---- Given information
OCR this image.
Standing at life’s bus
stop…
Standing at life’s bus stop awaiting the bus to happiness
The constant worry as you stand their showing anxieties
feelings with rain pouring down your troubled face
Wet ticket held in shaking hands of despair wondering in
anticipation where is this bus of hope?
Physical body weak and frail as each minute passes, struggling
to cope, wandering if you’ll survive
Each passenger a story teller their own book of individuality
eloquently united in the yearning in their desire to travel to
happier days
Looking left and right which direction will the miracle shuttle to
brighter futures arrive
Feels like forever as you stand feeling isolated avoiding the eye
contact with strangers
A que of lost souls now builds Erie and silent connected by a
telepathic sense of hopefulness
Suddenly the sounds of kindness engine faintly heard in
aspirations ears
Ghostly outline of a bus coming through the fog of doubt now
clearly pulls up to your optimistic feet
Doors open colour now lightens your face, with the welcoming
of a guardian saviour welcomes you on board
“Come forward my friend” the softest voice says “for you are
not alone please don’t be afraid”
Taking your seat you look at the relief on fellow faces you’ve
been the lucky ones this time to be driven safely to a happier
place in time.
--------
Exercise:
The listing above should be transcribed in full, exactly as written.

Complete response:
OCR this image.
Standing at life’s bus
stop…
Standing at life’s bus stop awaiting the bus to happiness
The constant worry as you stand their showing anxieties
feelings with rain pouring down your troubled face
Wet ticket held in shaking hands of despair wondering in
anticipation where is this bus of hope?
Physical body weak and frail as each minute passes, struggling
to cope, wandering if you’ll survive
Each passenger a story teller their own book of individuality
eloquently united in the yearning in their desire to travel to
happier days
Looking left and right which direction will the miracle shuttle to
brighter futures arrive
Feels like forever as you stand feeling isolated avoiding the eye
contact with strangers
A que of lost souls now builds Erie and silent connected by a
telepathic sense of hopefulness
Suddenly the sounds of kindness engine faintly heard in
aspirations ears
Ghostly outline of a bus coming through the fog of doubt now
clearly pulls up to your optimistic feet
Doors open colour now lightens your face, with the welcoming
of a guardian saviour welcomes you on board
“Come forward my friend” the softest voice says “for you are
not alone please don’t be afraid”
Taking your seat you look at the relief on fellow faces you’ve
been the lucky ones this time to be driven safely to a happier
place in time.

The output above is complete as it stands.